>>>>

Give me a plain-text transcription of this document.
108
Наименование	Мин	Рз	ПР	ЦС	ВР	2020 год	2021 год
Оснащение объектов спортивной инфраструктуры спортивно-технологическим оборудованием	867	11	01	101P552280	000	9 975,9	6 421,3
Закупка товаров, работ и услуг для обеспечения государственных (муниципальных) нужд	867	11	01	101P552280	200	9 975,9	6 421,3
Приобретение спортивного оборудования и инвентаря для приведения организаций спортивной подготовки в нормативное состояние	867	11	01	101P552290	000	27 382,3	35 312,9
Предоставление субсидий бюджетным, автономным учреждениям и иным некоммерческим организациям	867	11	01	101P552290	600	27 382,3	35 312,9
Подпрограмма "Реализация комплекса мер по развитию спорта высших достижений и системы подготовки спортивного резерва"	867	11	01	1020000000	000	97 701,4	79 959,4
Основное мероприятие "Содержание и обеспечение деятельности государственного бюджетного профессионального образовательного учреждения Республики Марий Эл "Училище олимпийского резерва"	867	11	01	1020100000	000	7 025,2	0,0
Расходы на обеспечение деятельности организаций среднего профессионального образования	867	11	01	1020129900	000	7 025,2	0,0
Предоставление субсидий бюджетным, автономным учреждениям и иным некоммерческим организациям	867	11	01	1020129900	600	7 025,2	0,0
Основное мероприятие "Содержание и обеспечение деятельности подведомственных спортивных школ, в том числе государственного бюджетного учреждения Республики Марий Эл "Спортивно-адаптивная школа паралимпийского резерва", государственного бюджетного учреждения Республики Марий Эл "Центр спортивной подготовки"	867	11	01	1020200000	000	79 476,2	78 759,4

<<<<

### Problem description
List each line of the records that holds the string "спортивного".

### Task solution
Приобретение спортивного оборудования и инвентаря для приведения организаций спортивной подготовки в нормативное состояние	867	11	01	101P552290	000	27 382,3	35 312,9
Подпрограмма "Реализация комплекса мер по развитию спорта высших достижений и системы подготовки спортивного резерва"	867	11	01	1020000000	000	97 701,4	79 959,4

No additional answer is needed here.